** What the task asks **
Find each line with the string "Derechos" and report it.

** start of Material provided **

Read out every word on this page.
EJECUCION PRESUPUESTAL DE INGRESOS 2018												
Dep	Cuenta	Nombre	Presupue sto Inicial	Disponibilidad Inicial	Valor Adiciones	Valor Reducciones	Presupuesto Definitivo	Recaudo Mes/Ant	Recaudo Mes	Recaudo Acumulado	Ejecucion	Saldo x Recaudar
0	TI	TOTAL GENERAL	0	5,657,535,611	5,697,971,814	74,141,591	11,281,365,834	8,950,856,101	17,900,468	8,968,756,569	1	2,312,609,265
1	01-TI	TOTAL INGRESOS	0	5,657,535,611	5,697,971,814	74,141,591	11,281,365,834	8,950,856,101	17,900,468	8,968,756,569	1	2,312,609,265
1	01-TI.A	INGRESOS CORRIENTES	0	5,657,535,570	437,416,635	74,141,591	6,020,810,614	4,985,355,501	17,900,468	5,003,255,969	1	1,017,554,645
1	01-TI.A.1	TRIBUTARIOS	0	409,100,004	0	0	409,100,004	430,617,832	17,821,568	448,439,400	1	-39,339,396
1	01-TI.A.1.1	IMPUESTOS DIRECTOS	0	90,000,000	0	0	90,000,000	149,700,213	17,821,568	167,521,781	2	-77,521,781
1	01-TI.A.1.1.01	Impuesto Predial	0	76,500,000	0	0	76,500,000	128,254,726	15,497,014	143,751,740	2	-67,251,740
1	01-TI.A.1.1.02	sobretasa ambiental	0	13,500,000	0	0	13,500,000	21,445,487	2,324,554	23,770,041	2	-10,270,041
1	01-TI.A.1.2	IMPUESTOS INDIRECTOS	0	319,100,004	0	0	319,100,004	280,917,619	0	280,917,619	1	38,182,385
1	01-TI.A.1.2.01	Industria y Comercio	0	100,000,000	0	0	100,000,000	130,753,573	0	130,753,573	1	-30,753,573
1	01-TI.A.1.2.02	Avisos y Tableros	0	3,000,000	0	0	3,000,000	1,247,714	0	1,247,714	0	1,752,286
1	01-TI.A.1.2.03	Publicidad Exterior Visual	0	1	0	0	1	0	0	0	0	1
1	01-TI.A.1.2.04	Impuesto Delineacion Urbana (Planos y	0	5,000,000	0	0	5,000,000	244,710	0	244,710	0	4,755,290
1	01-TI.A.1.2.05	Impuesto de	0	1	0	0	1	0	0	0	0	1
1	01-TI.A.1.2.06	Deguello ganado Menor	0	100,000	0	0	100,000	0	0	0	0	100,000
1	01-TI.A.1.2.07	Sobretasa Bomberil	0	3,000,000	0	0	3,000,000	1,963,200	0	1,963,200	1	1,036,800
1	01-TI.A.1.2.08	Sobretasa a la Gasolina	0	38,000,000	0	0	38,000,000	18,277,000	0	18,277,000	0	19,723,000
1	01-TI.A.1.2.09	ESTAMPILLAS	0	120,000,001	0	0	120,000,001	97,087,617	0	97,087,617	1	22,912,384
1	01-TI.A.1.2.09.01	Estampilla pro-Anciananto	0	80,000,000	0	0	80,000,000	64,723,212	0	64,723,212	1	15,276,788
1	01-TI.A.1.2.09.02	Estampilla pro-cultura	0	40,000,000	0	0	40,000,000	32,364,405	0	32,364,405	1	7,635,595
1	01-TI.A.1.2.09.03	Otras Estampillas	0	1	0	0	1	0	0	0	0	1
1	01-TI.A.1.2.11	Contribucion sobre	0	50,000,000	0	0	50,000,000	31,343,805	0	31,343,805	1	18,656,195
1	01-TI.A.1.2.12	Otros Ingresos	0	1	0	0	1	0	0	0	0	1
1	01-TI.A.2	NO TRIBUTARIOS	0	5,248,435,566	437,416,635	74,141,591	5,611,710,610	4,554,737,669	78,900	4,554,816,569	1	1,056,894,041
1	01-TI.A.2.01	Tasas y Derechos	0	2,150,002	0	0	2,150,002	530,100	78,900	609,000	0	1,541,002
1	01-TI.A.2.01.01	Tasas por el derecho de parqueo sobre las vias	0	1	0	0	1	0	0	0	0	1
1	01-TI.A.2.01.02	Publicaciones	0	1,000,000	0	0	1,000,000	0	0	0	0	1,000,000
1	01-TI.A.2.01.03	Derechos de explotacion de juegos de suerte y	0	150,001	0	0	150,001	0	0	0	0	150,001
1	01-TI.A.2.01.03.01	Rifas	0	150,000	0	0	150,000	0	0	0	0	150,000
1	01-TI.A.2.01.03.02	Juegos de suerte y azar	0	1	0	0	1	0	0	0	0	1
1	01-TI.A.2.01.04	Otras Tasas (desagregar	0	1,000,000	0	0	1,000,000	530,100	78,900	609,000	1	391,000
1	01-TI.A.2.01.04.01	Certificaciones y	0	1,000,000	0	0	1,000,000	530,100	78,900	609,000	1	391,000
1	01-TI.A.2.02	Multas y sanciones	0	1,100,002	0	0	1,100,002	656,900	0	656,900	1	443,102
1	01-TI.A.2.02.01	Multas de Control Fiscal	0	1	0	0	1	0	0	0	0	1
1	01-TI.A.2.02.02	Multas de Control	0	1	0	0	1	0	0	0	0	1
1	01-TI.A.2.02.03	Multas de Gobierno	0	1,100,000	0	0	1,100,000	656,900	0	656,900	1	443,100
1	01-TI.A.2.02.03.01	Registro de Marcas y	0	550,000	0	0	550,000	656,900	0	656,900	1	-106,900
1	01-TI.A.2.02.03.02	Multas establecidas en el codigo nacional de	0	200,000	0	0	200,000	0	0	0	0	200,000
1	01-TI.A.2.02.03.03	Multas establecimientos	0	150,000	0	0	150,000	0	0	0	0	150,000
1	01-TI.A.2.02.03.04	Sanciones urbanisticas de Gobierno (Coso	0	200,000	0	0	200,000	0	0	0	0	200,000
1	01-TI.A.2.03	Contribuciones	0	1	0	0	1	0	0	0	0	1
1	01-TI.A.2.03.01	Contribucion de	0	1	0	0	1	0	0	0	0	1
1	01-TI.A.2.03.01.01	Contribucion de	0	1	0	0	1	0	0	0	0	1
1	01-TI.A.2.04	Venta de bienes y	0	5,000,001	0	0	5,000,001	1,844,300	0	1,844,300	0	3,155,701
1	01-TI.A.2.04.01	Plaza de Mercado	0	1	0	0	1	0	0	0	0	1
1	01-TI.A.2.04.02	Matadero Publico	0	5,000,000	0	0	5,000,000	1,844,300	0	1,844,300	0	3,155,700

** end of Material provided **

** Solution to this problem **
1	01-TI.A.2.01	Tasas y Derechos	0	2,150,002	0	0	2,150,002	530,100	78,900	609,000	0	1,541,002
1	01-TI.A.2.01.03	Derechos de explotacion de juegos de suerte y	0	150,001	0	0	150,001	0	0	0	0	150,001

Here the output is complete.